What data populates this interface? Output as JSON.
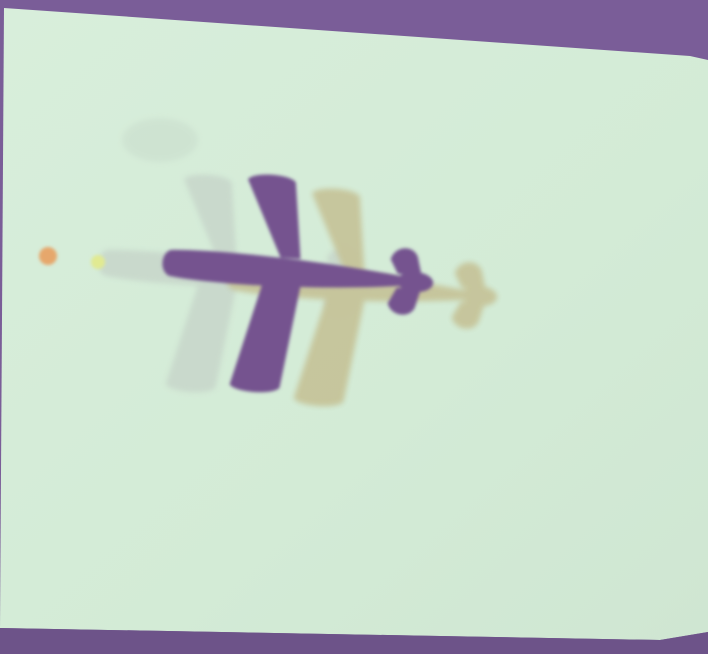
{
  "scene": {
    "frame_color": "#7a5d98",
    "screen_color": "#d4ecd8",
    "description_colors": {
      "plane_main": "#73508f",
      "plane_ghost_left": "#c9d6c9",
      "plane_ghost_right": "#c9c79c",
      "dot_orange": "#e9a970",
      "dot_yellow": "#e3ea9a"
    },
    "icons": [
      "airplane-icon",
      "airplane-icon",
      "airplane-icon",
      "dot",
      "dot"
    ]
  }
}
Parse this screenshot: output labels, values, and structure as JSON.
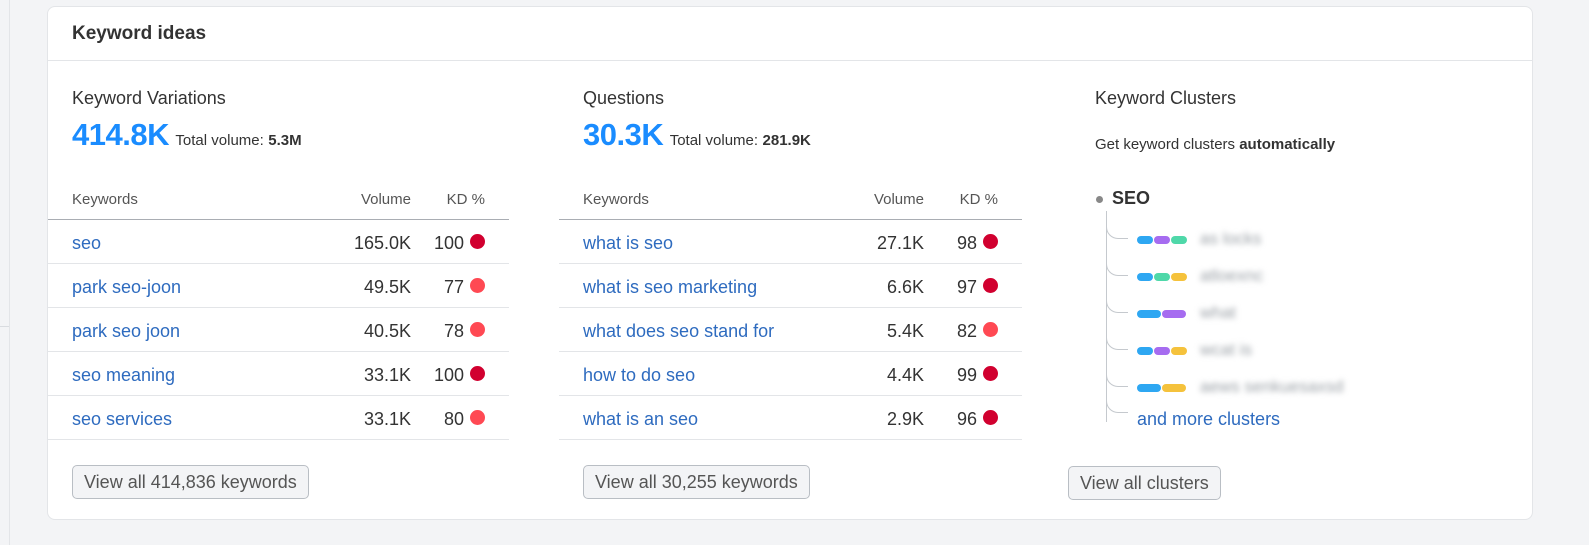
+--
*What to produce:*
Copy the records above exactly, omitting every picture.

*Solved problem:*
What data populates this interface? Output as JSON.
{
  "scene": {
    "frame_color": "#7a5d98",
    "screen_color": "#d4ecd8",
    "description_colors": {
      "plane_main": "#73508f",
      "plane_ghost_left": "#c9d6c9",
      "plane_ghost_right": "#c9c79c",
      "dot_orange": "#e9a970",
      "dot_yellow": "#e3ea9a"
    },
    "icons": [
      "airplane-icon",
      "airplane-icon",
      "airplane-icon",
      "dot",
      "dot"
    ]
  }
}
Parse this screenshot: output labels, values, and structure as JSON.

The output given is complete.